◆ **WHAT IS REQUIRED**:
Keep only the lines where "structured" appears.

++++++++

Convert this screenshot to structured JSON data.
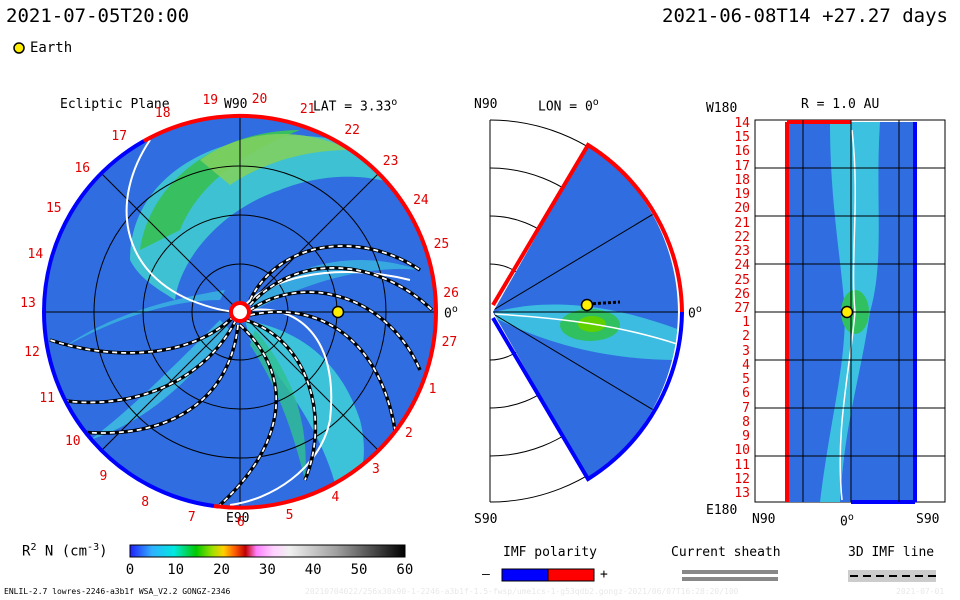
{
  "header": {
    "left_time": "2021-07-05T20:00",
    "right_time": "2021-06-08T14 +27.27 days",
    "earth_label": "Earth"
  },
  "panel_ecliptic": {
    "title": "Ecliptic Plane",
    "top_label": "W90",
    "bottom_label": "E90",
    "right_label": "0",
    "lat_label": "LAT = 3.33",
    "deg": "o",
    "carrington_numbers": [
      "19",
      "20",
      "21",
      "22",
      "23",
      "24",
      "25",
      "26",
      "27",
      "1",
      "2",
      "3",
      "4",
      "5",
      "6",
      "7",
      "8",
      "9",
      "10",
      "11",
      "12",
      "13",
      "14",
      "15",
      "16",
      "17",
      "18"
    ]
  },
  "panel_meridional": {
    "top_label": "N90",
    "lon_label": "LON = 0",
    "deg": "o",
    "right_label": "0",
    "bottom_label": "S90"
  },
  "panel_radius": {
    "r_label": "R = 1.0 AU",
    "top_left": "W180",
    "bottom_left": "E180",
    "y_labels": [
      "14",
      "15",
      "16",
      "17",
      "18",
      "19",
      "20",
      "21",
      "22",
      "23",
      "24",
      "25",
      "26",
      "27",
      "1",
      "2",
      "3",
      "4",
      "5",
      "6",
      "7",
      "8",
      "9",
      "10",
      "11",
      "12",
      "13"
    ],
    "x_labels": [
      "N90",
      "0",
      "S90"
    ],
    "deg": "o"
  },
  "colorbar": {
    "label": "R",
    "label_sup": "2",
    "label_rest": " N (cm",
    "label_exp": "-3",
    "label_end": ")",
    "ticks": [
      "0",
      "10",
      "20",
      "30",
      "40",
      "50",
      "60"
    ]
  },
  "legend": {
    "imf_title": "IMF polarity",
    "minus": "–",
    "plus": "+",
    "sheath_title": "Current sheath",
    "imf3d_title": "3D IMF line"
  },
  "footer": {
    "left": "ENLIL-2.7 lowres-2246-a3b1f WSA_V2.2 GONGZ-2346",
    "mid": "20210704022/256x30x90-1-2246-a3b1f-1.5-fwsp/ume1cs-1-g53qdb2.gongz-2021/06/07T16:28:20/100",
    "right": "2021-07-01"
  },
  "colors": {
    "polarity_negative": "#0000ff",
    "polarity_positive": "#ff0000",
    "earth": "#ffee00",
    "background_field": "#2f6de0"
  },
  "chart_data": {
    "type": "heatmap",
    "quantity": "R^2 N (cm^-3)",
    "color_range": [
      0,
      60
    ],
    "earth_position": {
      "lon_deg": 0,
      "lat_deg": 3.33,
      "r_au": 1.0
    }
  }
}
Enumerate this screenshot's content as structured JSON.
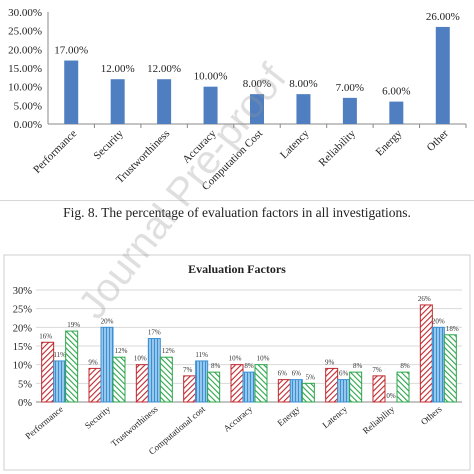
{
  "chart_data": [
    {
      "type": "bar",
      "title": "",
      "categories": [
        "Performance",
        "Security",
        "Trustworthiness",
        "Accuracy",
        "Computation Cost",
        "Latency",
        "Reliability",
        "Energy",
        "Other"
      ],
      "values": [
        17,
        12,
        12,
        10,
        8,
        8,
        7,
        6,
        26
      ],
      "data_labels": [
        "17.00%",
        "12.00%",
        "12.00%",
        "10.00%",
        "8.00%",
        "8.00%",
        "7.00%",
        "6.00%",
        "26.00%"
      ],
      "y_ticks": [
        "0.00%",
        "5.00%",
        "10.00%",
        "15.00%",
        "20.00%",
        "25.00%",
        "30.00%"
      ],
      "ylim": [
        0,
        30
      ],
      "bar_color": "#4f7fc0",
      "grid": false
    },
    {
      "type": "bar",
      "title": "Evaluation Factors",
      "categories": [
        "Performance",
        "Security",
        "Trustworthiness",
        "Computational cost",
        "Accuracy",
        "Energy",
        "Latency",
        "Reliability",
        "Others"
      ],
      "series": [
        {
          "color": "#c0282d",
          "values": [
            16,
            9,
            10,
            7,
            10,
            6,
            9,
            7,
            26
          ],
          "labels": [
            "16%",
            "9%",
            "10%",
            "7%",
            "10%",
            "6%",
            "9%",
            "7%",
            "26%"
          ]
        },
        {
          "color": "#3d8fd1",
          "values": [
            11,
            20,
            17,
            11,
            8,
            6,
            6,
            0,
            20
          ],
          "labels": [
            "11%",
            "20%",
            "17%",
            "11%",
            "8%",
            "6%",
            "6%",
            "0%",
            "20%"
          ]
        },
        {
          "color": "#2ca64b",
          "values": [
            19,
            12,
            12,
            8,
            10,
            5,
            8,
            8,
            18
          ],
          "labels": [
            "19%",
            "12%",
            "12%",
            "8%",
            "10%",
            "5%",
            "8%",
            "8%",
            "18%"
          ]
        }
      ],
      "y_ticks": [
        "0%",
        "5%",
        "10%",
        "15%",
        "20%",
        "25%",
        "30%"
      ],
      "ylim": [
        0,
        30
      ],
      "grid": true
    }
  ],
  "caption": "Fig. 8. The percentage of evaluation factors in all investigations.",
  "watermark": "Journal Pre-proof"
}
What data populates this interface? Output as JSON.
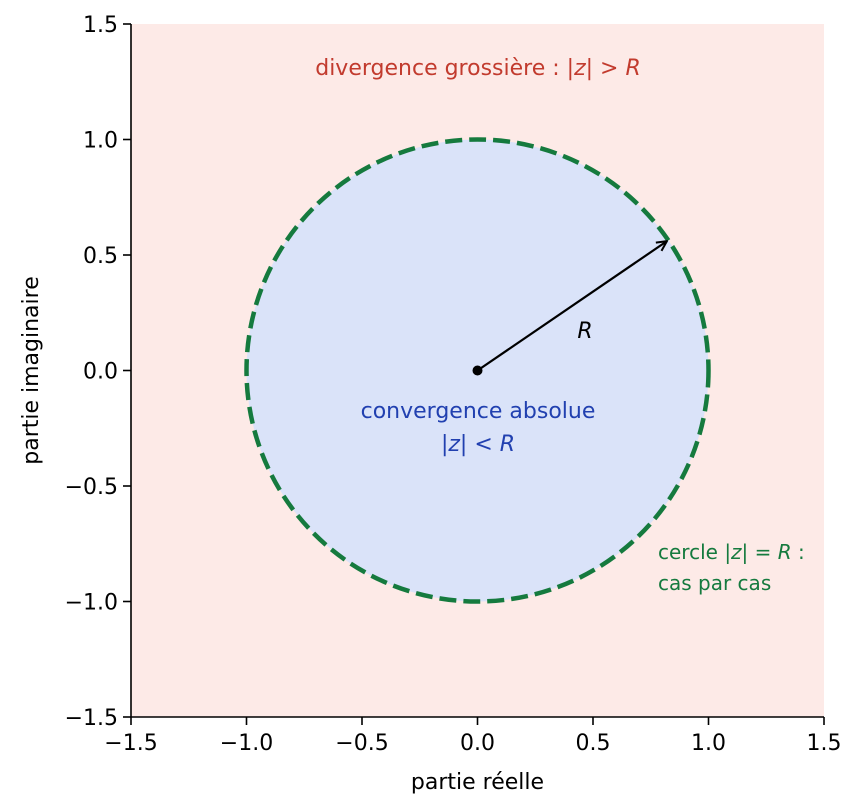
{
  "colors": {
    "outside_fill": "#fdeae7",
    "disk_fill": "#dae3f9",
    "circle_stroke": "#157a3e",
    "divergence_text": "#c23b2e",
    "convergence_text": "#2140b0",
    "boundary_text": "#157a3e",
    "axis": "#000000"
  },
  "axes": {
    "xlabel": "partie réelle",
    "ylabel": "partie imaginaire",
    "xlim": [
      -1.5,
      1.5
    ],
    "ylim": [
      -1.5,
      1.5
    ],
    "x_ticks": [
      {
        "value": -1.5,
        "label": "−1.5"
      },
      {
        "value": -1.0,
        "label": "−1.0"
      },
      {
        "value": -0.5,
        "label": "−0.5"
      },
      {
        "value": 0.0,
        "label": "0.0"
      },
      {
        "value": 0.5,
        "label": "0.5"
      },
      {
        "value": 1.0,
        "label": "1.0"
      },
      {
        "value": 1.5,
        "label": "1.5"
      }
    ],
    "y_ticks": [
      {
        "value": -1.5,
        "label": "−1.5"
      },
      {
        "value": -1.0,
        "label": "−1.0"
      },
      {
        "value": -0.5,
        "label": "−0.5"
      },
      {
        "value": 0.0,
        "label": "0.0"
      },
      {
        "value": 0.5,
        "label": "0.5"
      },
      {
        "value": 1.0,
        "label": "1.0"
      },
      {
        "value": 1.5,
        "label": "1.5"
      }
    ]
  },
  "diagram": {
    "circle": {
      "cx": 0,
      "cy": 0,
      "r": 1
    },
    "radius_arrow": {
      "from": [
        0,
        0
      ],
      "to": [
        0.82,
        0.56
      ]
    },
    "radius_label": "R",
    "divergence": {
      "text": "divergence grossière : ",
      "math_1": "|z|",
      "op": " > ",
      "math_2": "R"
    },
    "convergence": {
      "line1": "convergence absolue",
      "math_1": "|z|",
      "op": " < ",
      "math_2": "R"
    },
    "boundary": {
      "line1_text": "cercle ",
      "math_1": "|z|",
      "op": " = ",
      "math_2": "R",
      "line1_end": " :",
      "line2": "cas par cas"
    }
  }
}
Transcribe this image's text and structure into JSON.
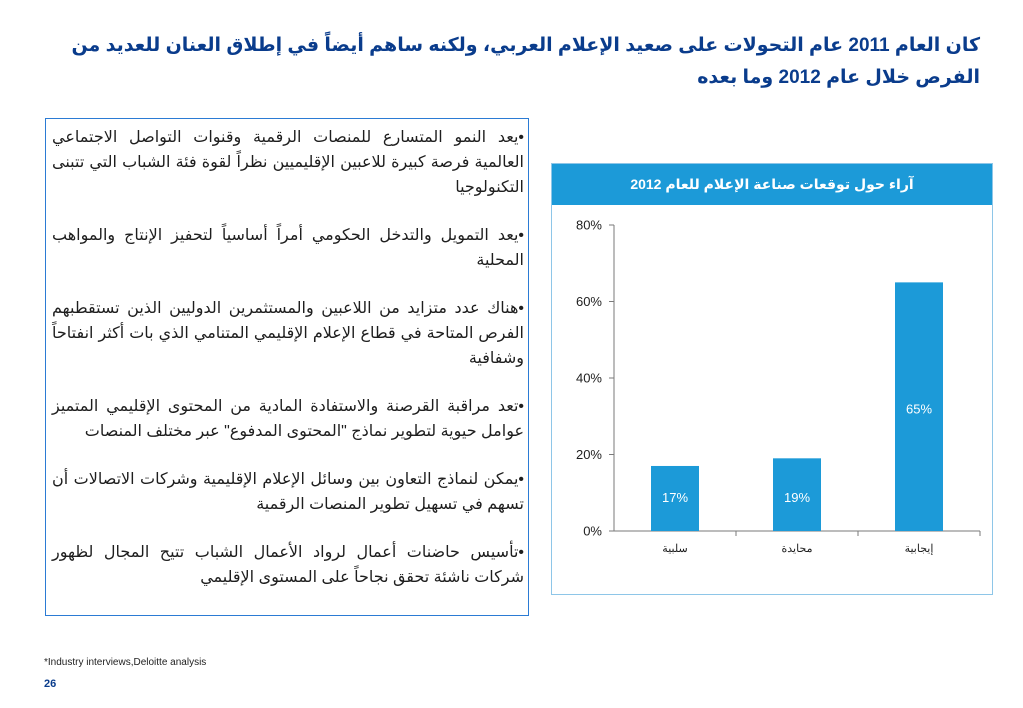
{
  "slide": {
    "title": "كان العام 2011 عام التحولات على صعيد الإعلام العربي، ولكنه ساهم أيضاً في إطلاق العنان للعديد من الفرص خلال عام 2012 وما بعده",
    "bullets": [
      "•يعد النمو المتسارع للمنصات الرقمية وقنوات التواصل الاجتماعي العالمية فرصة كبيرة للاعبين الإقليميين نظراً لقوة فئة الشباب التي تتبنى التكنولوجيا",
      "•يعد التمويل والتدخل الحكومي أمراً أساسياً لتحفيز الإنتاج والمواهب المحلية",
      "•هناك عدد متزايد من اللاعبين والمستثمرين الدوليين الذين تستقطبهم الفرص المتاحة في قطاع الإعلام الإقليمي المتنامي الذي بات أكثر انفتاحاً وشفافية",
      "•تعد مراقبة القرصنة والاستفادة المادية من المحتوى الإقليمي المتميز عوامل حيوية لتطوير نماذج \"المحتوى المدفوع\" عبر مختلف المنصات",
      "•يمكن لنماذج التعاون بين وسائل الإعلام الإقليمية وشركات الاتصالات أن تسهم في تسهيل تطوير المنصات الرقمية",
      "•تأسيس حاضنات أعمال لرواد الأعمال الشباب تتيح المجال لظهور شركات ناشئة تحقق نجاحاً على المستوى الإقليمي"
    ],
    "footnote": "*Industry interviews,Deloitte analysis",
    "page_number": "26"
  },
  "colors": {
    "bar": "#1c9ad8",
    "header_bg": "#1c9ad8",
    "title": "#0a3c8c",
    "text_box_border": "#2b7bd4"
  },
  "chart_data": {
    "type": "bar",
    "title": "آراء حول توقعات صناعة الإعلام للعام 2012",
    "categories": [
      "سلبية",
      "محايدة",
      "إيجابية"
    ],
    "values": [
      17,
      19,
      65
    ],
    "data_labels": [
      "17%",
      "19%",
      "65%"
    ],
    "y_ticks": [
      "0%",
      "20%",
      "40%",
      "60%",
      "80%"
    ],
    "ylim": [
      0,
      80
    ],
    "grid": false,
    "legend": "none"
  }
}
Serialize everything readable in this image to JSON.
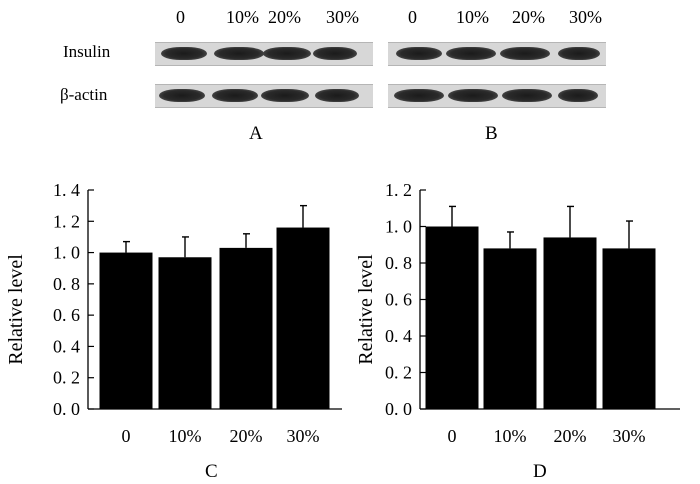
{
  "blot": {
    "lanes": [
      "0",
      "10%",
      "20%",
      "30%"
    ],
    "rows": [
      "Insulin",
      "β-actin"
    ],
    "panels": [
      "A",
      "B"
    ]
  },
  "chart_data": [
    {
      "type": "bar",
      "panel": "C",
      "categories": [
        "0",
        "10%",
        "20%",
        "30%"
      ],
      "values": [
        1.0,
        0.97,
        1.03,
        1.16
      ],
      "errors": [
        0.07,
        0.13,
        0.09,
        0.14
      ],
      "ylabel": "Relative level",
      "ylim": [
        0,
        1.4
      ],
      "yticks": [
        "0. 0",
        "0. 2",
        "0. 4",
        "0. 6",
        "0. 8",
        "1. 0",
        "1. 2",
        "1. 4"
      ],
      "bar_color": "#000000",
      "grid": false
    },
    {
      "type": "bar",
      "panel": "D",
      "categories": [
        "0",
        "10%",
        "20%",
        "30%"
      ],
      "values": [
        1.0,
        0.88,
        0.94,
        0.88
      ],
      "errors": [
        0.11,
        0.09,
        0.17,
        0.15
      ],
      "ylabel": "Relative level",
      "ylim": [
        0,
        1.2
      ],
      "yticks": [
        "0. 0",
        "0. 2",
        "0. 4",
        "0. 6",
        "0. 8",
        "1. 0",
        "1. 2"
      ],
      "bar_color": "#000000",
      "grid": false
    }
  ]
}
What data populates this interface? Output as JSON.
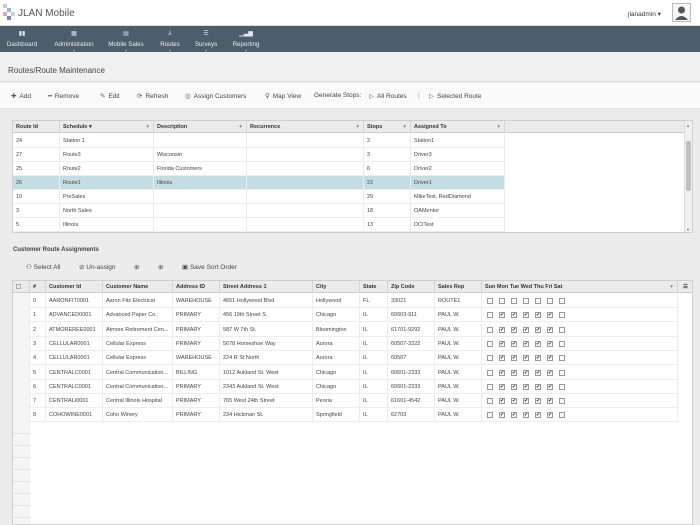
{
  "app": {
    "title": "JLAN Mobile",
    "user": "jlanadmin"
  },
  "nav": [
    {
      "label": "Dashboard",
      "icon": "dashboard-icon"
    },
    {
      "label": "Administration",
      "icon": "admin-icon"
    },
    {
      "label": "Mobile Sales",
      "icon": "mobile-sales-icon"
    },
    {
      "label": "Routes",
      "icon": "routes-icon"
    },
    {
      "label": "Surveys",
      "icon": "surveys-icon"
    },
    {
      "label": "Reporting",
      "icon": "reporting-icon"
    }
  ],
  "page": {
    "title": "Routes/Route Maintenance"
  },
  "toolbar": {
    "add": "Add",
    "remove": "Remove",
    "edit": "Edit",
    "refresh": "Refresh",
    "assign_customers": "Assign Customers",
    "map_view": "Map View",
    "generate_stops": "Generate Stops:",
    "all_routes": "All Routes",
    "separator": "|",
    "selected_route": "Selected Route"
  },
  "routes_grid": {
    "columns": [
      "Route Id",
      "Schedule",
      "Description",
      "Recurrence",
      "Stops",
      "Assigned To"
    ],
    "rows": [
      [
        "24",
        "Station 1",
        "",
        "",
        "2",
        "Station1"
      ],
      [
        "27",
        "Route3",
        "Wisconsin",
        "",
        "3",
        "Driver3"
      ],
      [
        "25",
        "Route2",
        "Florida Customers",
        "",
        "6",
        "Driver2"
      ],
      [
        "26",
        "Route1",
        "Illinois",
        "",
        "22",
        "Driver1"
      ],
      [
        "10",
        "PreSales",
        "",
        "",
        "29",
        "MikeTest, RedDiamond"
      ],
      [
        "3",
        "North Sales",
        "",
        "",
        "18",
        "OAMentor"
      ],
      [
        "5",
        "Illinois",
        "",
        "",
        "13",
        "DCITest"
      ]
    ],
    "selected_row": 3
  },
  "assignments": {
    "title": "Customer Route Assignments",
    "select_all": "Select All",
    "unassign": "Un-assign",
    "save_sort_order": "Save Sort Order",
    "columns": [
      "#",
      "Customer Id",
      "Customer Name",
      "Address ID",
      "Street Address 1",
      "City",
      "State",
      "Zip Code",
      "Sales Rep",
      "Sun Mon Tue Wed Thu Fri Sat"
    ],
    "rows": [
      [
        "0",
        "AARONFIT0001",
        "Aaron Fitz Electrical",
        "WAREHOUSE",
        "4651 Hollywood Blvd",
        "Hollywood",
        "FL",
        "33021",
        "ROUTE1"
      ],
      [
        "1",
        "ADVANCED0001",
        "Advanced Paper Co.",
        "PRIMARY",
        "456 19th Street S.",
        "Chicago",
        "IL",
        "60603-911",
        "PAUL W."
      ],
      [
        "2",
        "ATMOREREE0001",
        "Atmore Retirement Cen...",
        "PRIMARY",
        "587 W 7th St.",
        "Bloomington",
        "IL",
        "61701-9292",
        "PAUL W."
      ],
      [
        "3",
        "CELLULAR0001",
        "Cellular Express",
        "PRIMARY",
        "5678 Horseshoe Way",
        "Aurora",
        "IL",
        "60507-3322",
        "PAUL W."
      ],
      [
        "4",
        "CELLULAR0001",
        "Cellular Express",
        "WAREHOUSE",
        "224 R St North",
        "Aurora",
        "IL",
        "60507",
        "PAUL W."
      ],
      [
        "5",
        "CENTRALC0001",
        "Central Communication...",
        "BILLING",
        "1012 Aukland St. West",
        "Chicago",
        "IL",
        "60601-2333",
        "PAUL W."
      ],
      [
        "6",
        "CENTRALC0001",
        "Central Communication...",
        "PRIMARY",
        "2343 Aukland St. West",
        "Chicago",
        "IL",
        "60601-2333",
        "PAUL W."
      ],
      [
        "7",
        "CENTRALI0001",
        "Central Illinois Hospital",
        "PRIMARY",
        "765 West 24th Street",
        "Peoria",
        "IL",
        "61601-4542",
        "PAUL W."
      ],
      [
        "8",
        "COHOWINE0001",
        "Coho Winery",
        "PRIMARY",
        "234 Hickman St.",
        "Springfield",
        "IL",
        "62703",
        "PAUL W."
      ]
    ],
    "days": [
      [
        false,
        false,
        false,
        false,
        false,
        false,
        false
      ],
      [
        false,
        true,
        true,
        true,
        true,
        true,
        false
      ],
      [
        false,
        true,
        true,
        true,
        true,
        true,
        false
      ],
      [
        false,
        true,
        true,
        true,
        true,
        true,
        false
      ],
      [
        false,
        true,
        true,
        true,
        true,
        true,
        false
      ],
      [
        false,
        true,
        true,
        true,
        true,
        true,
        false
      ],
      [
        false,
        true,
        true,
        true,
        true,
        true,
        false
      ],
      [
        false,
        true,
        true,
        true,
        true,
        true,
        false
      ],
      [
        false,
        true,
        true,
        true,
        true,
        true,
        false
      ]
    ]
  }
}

++++++++

◆ **COMPLETE RESPONSE**:
Convert this screenshot to structured JSON data.
Enumerate this screenshot's content as structured JSON.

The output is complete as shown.